WRITTEN EXERCISE:
Beneath this task is a listing. State how many of its lines include the string "absorp", giving nothing but the number.

STORED DATA:
------------------------------------------------

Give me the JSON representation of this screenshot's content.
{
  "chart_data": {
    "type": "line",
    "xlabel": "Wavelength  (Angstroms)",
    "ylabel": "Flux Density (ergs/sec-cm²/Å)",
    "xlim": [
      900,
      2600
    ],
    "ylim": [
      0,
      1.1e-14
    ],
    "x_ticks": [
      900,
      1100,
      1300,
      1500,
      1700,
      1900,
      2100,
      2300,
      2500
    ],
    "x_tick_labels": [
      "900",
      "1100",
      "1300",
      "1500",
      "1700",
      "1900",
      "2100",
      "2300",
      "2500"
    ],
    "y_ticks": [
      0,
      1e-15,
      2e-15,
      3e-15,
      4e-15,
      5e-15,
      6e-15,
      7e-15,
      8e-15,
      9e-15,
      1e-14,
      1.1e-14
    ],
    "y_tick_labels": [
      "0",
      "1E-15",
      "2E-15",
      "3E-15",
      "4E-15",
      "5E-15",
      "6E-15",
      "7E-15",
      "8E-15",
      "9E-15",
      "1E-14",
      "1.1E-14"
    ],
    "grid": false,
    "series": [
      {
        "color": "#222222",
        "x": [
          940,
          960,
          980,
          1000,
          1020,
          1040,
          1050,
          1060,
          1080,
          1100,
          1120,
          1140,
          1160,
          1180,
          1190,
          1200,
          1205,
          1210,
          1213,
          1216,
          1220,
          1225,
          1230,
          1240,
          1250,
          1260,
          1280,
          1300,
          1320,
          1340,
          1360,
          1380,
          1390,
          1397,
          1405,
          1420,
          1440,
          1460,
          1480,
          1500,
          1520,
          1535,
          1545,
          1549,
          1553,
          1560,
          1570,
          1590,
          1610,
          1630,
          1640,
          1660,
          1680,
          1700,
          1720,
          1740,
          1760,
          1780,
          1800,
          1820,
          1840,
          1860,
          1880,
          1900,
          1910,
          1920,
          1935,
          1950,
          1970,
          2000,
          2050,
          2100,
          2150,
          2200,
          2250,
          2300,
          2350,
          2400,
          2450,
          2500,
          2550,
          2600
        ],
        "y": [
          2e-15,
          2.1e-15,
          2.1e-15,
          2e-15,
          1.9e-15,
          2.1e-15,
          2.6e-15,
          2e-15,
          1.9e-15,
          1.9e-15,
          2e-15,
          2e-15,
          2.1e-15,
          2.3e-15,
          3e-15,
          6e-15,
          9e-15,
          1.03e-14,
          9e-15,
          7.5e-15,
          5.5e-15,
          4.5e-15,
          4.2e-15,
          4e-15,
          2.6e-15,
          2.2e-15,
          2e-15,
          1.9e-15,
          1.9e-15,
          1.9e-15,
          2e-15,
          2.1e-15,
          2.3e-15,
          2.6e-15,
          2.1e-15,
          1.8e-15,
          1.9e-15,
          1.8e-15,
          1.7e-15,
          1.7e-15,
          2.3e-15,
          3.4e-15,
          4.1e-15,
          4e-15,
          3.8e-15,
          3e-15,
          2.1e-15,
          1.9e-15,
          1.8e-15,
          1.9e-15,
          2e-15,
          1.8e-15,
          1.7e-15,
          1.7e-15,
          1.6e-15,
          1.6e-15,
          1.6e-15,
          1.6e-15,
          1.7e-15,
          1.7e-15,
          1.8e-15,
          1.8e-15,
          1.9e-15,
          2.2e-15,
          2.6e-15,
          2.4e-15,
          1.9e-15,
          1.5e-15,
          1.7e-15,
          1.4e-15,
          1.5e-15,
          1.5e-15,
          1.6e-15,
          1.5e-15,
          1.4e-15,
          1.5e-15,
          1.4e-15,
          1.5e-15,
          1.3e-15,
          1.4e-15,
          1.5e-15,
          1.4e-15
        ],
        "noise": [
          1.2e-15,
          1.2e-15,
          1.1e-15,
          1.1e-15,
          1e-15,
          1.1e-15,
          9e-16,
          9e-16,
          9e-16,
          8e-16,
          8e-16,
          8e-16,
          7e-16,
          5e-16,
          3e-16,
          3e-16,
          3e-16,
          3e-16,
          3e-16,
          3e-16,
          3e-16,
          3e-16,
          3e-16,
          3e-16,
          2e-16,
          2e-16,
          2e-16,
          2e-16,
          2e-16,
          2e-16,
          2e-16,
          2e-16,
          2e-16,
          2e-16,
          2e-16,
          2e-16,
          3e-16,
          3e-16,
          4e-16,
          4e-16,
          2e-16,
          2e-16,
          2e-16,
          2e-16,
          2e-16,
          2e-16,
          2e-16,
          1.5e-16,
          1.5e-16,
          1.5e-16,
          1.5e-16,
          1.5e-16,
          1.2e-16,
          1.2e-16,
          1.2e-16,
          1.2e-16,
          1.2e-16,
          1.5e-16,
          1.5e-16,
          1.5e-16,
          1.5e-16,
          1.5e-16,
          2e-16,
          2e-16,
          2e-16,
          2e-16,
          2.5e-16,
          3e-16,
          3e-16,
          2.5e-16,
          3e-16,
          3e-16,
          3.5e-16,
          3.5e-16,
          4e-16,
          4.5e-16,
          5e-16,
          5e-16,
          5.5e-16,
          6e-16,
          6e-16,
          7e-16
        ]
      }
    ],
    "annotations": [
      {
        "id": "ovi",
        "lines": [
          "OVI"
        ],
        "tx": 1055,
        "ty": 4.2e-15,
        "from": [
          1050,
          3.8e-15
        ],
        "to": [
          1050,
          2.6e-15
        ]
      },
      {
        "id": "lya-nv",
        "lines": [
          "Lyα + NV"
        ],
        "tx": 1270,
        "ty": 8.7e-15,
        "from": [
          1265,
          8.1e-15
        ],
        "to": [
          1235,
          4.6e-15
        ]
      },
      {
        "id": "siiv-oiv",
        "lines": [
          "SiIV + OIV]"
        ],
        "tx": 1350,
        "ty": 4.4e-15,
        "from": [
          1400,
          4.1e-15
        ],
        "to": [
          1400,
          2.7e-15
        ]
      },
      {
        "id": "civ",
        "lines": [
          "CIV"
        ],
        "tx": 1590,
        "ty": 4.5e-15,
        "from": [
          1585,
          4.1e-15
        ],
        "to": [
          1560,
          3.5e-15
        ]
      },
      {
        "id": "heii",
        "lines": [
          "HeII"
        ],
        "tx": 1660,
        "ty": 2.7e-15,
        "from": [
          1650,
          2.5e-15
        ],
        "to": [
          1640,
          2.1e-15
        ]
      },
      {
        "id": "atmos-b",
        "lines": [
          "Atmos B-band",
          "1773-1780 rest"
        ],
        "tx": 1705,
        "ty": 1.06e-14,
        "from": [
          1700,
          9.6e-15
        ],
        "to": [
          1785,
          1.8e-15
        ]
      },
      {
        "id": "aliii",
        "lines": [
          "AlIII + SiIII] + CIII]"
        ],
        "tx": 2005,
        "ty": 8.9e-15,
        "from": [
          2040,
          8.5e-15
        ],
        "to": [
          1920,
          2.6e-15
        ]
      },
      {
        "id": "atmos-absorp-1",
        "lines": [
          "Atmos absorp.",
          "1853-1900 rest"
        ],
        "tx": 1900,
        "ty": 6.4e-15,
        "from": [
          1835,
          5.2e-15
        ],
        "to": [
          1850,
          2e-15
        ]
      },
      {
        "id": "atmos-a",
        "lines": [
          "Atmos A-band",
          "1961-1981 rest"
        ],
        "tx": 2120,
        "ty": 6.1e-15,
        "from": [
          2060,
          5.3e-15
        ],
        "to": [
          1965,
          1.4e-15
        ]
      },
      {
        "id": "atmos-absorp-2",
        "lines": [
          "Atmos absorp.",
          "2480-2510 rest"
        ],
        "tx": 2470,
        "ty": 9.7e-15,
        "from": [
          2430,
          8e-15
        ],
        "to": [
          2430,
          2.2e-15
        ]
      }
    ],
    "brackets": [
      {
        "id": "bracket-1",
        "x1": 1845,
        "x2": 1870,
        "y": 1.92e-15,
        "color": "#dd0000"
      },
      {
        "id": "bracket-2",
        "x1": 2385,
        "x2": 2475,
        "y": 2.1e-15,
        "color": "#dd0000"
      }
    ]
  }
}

------------------------------------------------

THE SOLUTION:
4